Выбранный отрывок —
Литмир - Электронная Библиотека

Умер Лев Толстой.

Получена телеграмма, и в ней обыкновеннейшими словами сказано скончался.

Это ударило в сердце, заревел я от обиды и тоски, и вот теперь, в полоумном каком-то состоянии, представляю его себе, как знал, видел,мучительно хочется говорить о нем. Представляю его в гробу,- лежит, точно гладкий камень на дне ручья, и, наверное, в бороде седой тихо спрятана его - всем чужая - обманчивая улыбочка. И руки наконец спокойно сложены отработали урок свой каторжный.

Вспоминаю его острые глаза,- они видели всё насквозь,- и движения пальцев, всегда будто лепивших что-то из воздуха, его беседы, шутки, мужицкие любимые слова и какой-то неопределенный голос его. И вижу, как много жизни обнял этот человек, какой он, не по-человечьи, умный и жуткий.

Задание —
Перепишите, пожалуйста, весь отрывок о смерти Льва Толстого без единого изменения. Следующие строки представляют собой отдельный материал.

Строки данных —
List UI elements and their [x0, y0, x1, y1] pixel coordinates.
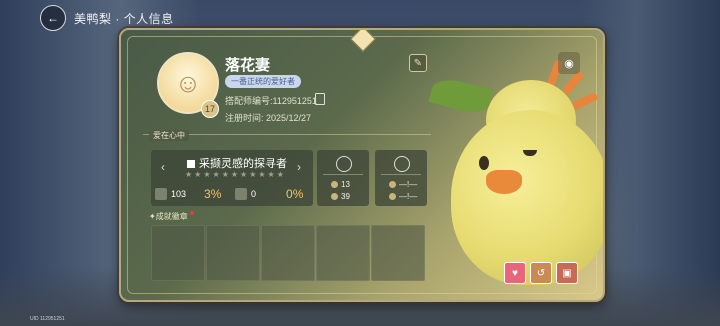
avatar-face-icon: ☺ — [174, 67, 202, 98]
sunray-icon — [571, 91, 599, 111]
mini-divider — [381, 174, 421, 175]
eye-icon: ◉ — [564, 57, 574, 70]
mini1-value-1: 13 — [341, 180, 350, 189]
breadcrumb: 美鸭梨 · 个人信息 — [74, 11, 174, 26]
profile-card: ☺ 17 落花妻 一番正统的爱好者 搭配师编号:112951251 注册时间: … — [119, 28, 605, 302]
visibility-button[interactable]: ◉ — [558, 52, 580, 74]
badge-label-text: ✦成就徽章 — [149, 212, 188, 221]
register-date: 注册时间: 2025/12/27 — [225, 113, 312, 123]
photo-button[interactable]: ▣ — [556, 262, 578, 284]
compass-icon — [336, 156, 352, 172]
share-icon: ↺ — [536, 267, 546, 279]
mini-divider — [323, 174, 363, 175]
pear-eye — [479, 156, 489, 170]
badge-slot-4[interactable] — [316, 225, 370, 281]
edit-icon: ✎ — [413, 57, 423, 69]
player-id: 搭配师编号:112951251 — [225, 96, 317, 106]
badge-section-label: ✦成就徽章 — [149, 211, 194, 222]
mini1-value-2: 39 — [341, 192, 350, 201]
star-icon — [331, 181, 338, 188]
sun-emblem-icon — [394, 156, 410, 172]
mini2-row-2: —!— — [389, 192, 417, 201]
achievement-stars: ★★★★★★★★★★★ — [185, 170, 286, 179]
achievement-title: 采撷灵感的探寻者 — [187, 155, 287, 171]
stat-1-icon — [155, 188, 167, 200]
sunray-icon — [561, 70, 585, 96]
stat-2-pct: 0% — [286, 187, 304, 201]
mini2-value-1: —!— — [399, 180, 418, 189]
achievement-title-text: 采撷灵感的探寻者 — [199, 158, 287, 170]
stat-2-icon — [235, 188, 247, 200]
pear-beak — [486, 170, 522, 194]
achievement-panel[interactable]: ‹ › 采撷灵感的探寻者 ★★★★★★★★★★★ 103 3% 0 0% — [151, 150, 313, 206]
notification-dot — [189, 211, 194, 215]
badge-slot-3[interactable] — [261, 225, 315, 281]
stat-2-value: 0 — [251, 189, 257, 199]
like-icon: ♥ — [512, 267, 518, 279]
top-bar: ← 美鸭梨 · 个人信息 — [40, 5, 174, 31]
edit-button[interactable]: ✎ — [409, 54, 427, 72]
section-label: 爱在心中 — [149, 130, 189, 141]
next-arrow-icon[interactable]: › — [297, 160, 301, 174]
mini-panel-2[interactable]: —!— —!— — [375, 150, 427, 206]
achievement-title-icon — [187, 160, 195, 169]
stat-row-1: 103 3% — [155, 186, 221, 202]
mini2-row-1: —!— — [389, 180, 417, 189]
level-badge: 17 — [201, 100, 219, 118]
title-tag[interactable]: 一番正统的爱好者 — [225, 75, 301, 88]
back-button[interactable]: ← — [40, 5, 66, 31]
prev-arrow-icon[interactable]: ‹ — [161, 160, 165, 174]
mini-panel-1[interactable]: 13 39 — [317, 150, 369, 206]
back-icon: ← — [47, 11, 59, 25]
coin-icon — [331, 193, 338, 200]
sparkle-icon — [389, 193, 396, 200]
badge-slot-5[interactable] — [371, 225, 425, 281]
share-button[interactable]: ↺ — [530, 262, 552, 284]
like-button[interactable]: ♥ — [504, 262, 526, 284]
photo-icon: ▣ — [562, 267, 572, 279]
leaf-icon — [428, 74, 494, 118]
uid-label: UID 112951251 — [30, 316, 65, 322]
badge-slot-2[interactable] — [206, 225, 260, 281]
mini1-row-1: 13 — [331, 180, 350, 189]
sword-icon — [389, 181, 396, 188]
stat-1-value: 103 — [171, 189, 187, 199]
badge-slot-1[interactable] — [151, 225, 205, 281]
pear-body — [451, 110, 603, 285]
stat-1-pct: 3% — [204, 187, 222, 201]
player-name: 落花妻 — [225, 57, 271, 74]
mini2-value-2: —!— — [399, 192, 418, 201]
mascot-illustration — [428, 40, 603, 295]
stat-row-2: 0 0% — [235, 186, 303, 202]
mini1-row-2: 39 — [331, 192, 350, 201]
copy-icon[interactable] — [315, 93, 325, 105]
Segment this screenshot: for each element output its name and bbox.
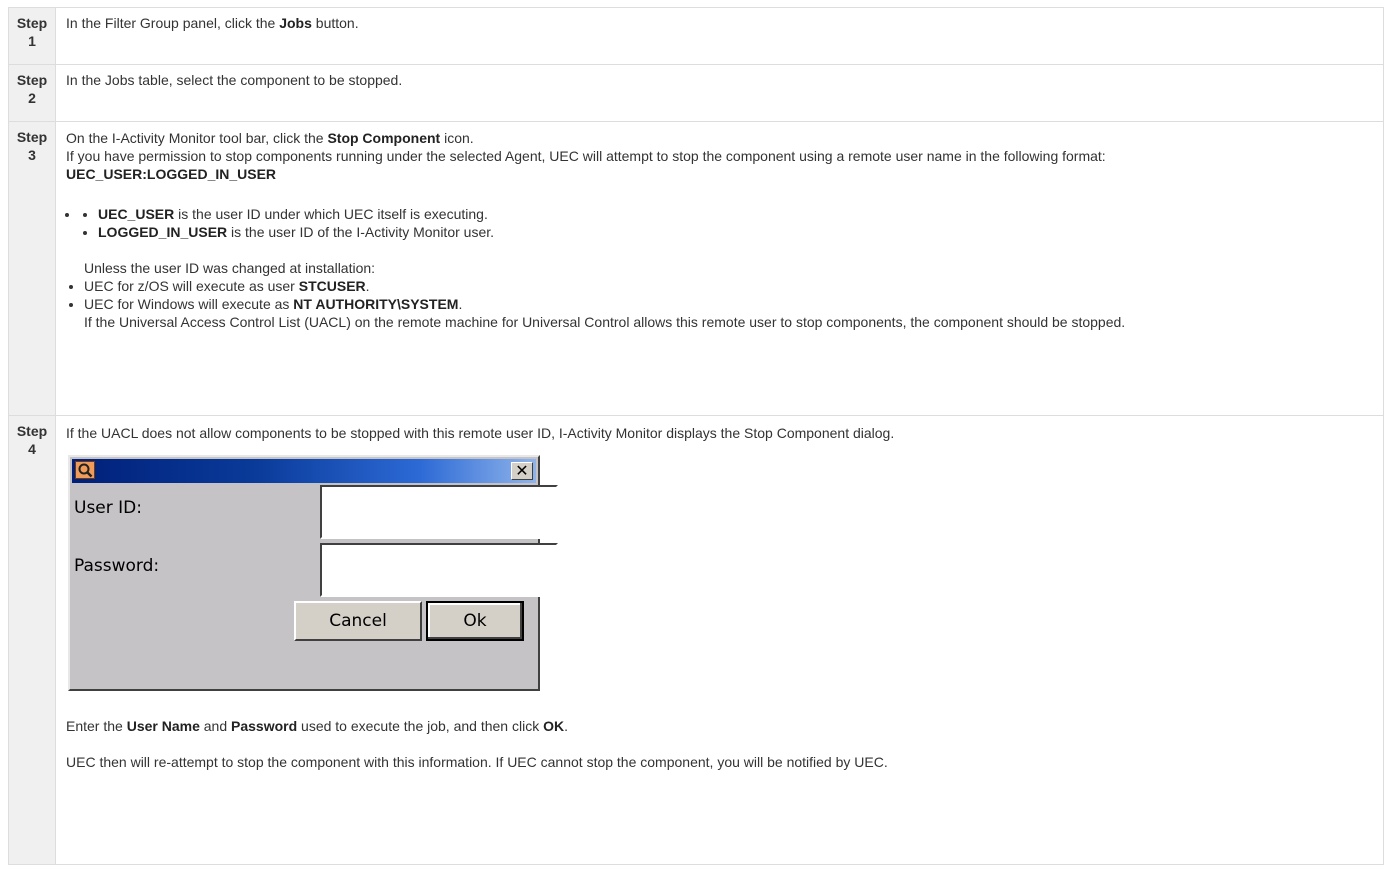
text-part: Enter the [66, 718, 127, 734]
step-number: 4 [28, 441, 36, 457]
term: NT AUTHORITY\SYSTEM [293, 296, 459, 312]
list-item: UEC_USER is the user ID under which UEC … [98, 205, 1383, 223]
list-item: LOGGED_IN_USER is the user ID of the I-A… [98, 223, 1383, 241]
jobs-term: Jobs [279, 15, 312, 31]
step-content: In the Filter Group panel, click the Job… [55, 7, 1384, 65]
user-format: UEC_USER:LOGGED_IN_USER [66, 166, 277, 182]
step-label: Step 3 [8, 121, 56, 416]
text-part: . [365, 278, 370, 294]
unless-text: Unless the user ID was changed at instal… [84, 260, 376, 276]
text-part: is the user ID of the I-Activity Monitor… [227, 224, 495, 240]
step-number: 1 [28, 33, 36, 49]
final-text: UEC then will re-attempt to stop the com… [66, 754, 888, 770]
dialog-titlebar: ✕ [72, 459, 536, 483]
text-part: . [564, 718, 568, 734]
term: OK [543, 718, 565, 734]
password-field[interactable] [320, 543, 558, 597]
step-word: Step [16, 15, 48, 31]
step-label: Step 1 [8, 7, 56, 65]
steps-table: Step 1 In the Filter Group panel, click … [8, 7, 1384, 865]
term: UEC_USER [98, 206, 175, 222]
uacl-note: If the Universal Access Control List (UA… [84, 314, 1126, 330]
text-part: is the user ID under which UEC itself is… [174, 206, 488, 222]
step-label: Step 4 [8, 415, 56, 865]
text-part: UEC for Windows will execute as [84, 296, 294, 312]
step-row: Step 2 In the Jobs table, select the com… [8, 64, 1384, 122]
term: User Name [126, 718, 200, 734]
step-number: 2 [28, 90, 36, 106]
enter-credentials-text: Enter the User Name and Password used to… [66, 717, 1383, 735]
magnifier-icon [75, 461, 95, 479]
text-part: and [199, 718, 231, 734]
stop-component-term: Stop Component [327, 130, 441, 146]
step-text: In the Filter Group panel, click the [66, 15, 280, 31]
os-bullet-list: UEC for z/OS will execute as user STCUSE… [66, 277, 1383, 331]
step-content: If the UACL does not allow components to… [55, 415, 1384, 865]
step-word: Step [16, 129, 48, 145]
step-content: On the I-Activity Monitor tool bar, clic… [55, 121, 1384, 416]
text-part: used to execute the job, and then click [297, 718, 544, 734]
step-row: Step 1 In the Filter Group panel, click … [8, 7, 1384, 65]
ok-button[interactable]: Ok [426, 601, 524, 641]
cancel-button[interactable]: Cancel [294, 601, 422, 641]
step-row: Step 4 If the UACL does not allow compon… [8, 415, 1384, 865]
step-text: button. [311, 15, 359, 31]
text-part: icon. [440, 130, 474, 146]
step-content: In the Jobs table, select the component … [55, 64, 1384, 122]
permission-text: If you have permission to stop component… [66, 148, 1106, 164]
user-id-label: User ID: [74, 498, 142, 518]
step-word: Step [16, 72, 48, 88]
user-bullet-list: UEC_USER is the user ID under which UEC … [80, 205, 1383, 241]
step-label: Step 2 [8, 64, 56, 122]
term: Password [231, 718, 298, 734]
step-text: On the I-Activity Monitor tool bar, clic… [66, 129, 1383, 147]
step-text: If the UACL does not allow components to… [66, 425, 895, 441]
text-part: On the I-Activity Monitor tool bar, clic… [66, 130, 328, 146]
step-text: In the Jobs table, select the component … [66, 72, 403, 88]
term: LOGGED_IN_USER [98, 224, 228, 240]
list-item: UEC for Windows will execute as NT AUTHO… [84, 295, 1383, 331]
password-label: Password: [74, 556, 160, 576]
list-item: UEC for z/OS will execute as user STCUSE… [84, 277, 1383, 295]
close-icon[interactable]: ✕ [511, 462, 533, 480]
text-part: . [458, 296, 463, 312]
list-item: UEC_USER is the user ID under which UEC … [80, 205, 1383, 241]
outer-bullet-list: UEC_USER is the user ID under which UEC … [66, 205, 1383, 241]
step-row: Step 3 On the I-Activity Monitor tool ba… [8, 121, 1384, 416]
stop-component-dialog: ✕ User ID: Password: Cancel Ok [68, 455, 558, 691]
user-id-field[interactable] [320, 485, 558, 539]
step-word: Step [16, 423, 48, 439]
term: STCUSER [298, 278, 366, 294]
step-number: 3 [28, 147, 36, 163]
text-part: UEC for z/OS will execute as user [84, 278, 299, 294]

Ответ —
Литмир - Электронная Библиотека

Умер Лев Толстой.

Получена телеграмма, и в ней обыкновеннейшими словами сказано скончался.

Это ударило в сердце, заревел я от обиды и тоски, и вот теперь, в полоумном каком-то состоянии, представляю его себе, как знал, видел,мучительно хочется говорить о нем. Представляю его в гробу,- лежит, точно гладкий камень на дне ручья, и, наверное, в бороде седой тихо спрятана его - всем чужая - обманчивая улыбочка. И руки наконец спокойно сложены отработали урок свой каторжный.

Вспоминаю его острые глаза,- они видели всё насквозь,- и движения пальцев, всегда будто лепивших что-то из воздуха, его беседы, шутки, мужицкие любимые слова и какой-то неопределенный голос его. И вижу, как много жизни обнял этот человек, какой он, не по-человечьи, умный и жуткий.